Repeat the material below exactly, with no pictures.

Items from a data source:
********

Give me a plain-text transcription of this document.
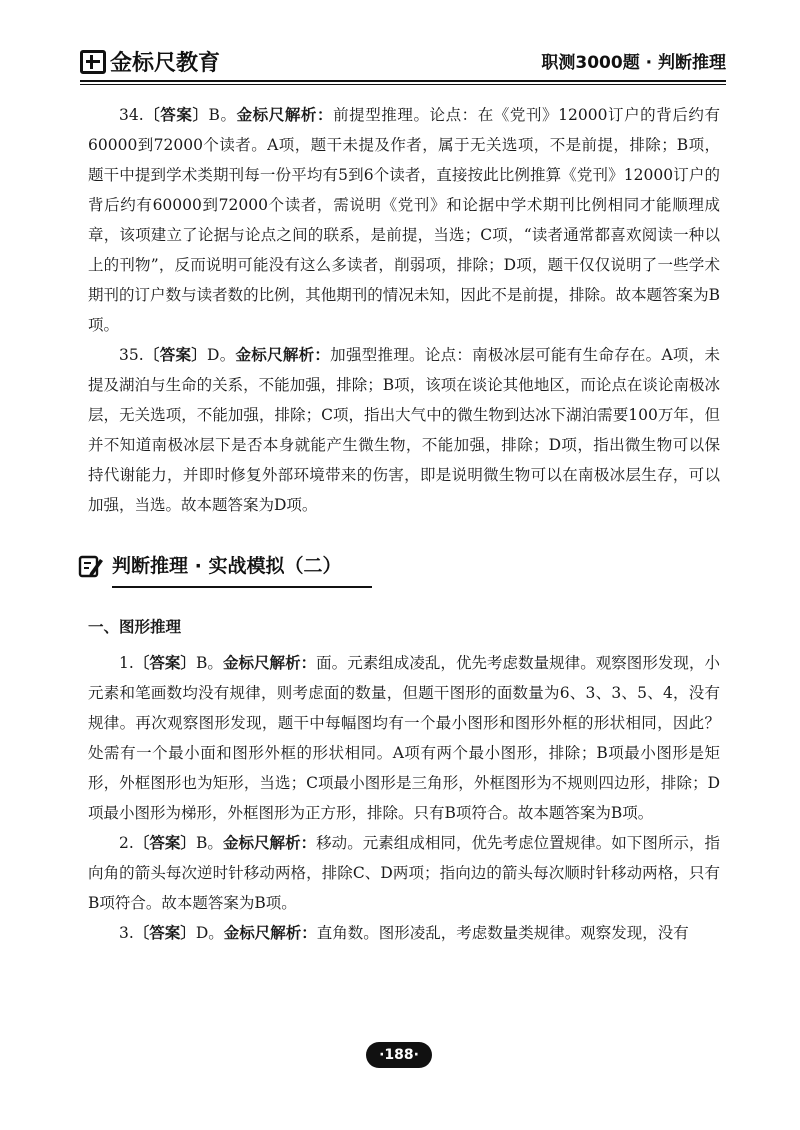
金标尺教育	职测3000题 · 判断推理

34.〔答案〕B。金标尺解析：前提型推理。论点：在《党刊》12000订户的背后约有60000到72000个读者。A项，题干未提及作者，属于无关选项，不是前提，排除；B项，题干中提到学术类期刊每一份平均有5到6个读者，直接按此比例推算《党刊》12000订户的背后约有60000到72000个读者，需说明《党刊》和论据中学术期刊比例相同才能顺理成章，该项建立了论据与论点之间的联系，是前提，当选；C项，“读者通常都喜欢阅读一种以上的刊物”，反而说明可能没有这么多读者，削弱项，排除；D项，题干仅仅说明了一些学术期刊的订户数与读者数的比例，其他期刊的情况未知，因此不是前提，排除。故本题答案为B项。

35.〔答案〕D。金标尺解析：加强型推理。论点：南极冰层可能有生命存在。A项，未提及湖泊与生命的关系，不能加强，排除；B项，该项在谈论其他地区，而论点在谈论南极冰层，无关选项，不能加强，排除；C项，指出大气中的微生物到达冰下湖泊需要100万年，但并不知道南极冰层下是否本身就能产生微生物，不能加强，排除；D项，指出微生物可以保持代谢能力，并即时修复外部环境带来的伤害，即是说明微生物可以在南极冰层生存，可以加强，当选。故本题答案为D项。

判断推理 · 实战模拟（二）
一、图形推理

1.〔答案〕B。金标尺解析：面。元素组成凌乱，优先考虑数量规律。观察图形发现，小元素和笔画数均没有规律，则考虑面的数量，但题干图形的面数量为6、3、3、5、4，没有规律。再次观察图形发现，题干中每幅图均有一个最小图形和图形外框的形状相同，因此？处需有一个最小面和图形外框的形状相同。A项有两个最小图形，排除；B项最小图形是矩形，外框图形也为矩形，当选；C项最小图形是三角形，外框图形为不规则四边形，排除；D项最小图形为梯形，外框图形为正方形，排除。只有B项符合。故本题答案为B项。

2.〔答案〕B。金标尺解析：移动。元素组成相同，优先考虑位置规律。如下图所示，指向角的箭头每次逆时针移动两格，排除C、D两项；指向边的箭头每次顺时针移动两格，只有B项符合。故本题答案为B项。

3.〔答案〕D。金标尺解析：直角数。图形凌乱，考虑数量类规律。观察发现，没有

·188·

********

* [Solution to the problem]
Give me a plain-text transcription of this document.
金标尺教育	职测3000题 · 判断推理

34.〔答案〕B。金标尺解析：前提型推理。论点：在《党刊》12000订户的背后约有60000到72000个读者。A项，题干未提及作者，属于无关选项，不是前提，排除；B项，题干中提到学术类期刊每一份平均有5到6个读者，直接按此比例推算《党刊》12000订户的背后约有60000到72000个读者，需说明《党刊》和论据中学术期刊比例相同才能顺理成章，该项建立了论据与论点之间的联系，是前提，当选；C项，“读者通常都喜欢阅读一种以上的刊物”，反而说明可能没有这么多读者，削弱项，排除；D项，题干仅仅说明了一些学术期刊的订户数与读者数的比例，其他期刊的情况未知，因此不是前提，排除。故本题答案为B项。

35.〔答案〕D。金标尺解析：加强型推理。论点：南极冰层可能有生命存在。A项，未提及湖泊与生命的关系，不能加强，排除；B项，该项在谈论其他地区，而论点在谈论南极冰层，无关选项，不能加强，排除；C项，指出大气中的微生物到达冰下湖泊需要100万年，但并不知道南极冰层下是否本身就能产生微生物，不能加强，排除；D项，指出微生物可以保持代谢能力，并即时修复外部环境带来的伤害，即是说明微生物可以在南极冰层生存，可以加强，当选。故本题答案为D项。

判断推理 · 实战模拟（二）
一、图形推理

1.〔答案〕B。金标尺解析：面。元素组成凌乱，优先考虑数量规律。观察图形发现，小元素和笔画数均没有规律，则考虑面的数量，但题干图形的面数量为6、3、3、5、4，没有规律。再次观察图形发现，题干中每幅图均有一个最小图形和图形外框的形状相同，因此？处需有一个最小面和图形外框的形状相同。A项有两个最小图形，排除；B项最小图形是矩形，外框图形也为矩形，当选；C项最小图形是三角形，外框图形为不规则四边形，排除；D项最小图形为梯形，外框图形为正方形，排除。只有B项符合。故本题答案为B项。

2.〔答案〕B。金标尺解析：移动。元素组成相同，优先考虑位置规律。如下图所示，指向角的箭头每次逆时针移动两格，排除C、D两项；指向边的箭头每次顺时针移动两格，只有B项符合。故本题答案为B项。

3.〔答案〕D。金标尺解析：直角数。图形凌乱，考虑数量类规律。观察发现，没有

·188·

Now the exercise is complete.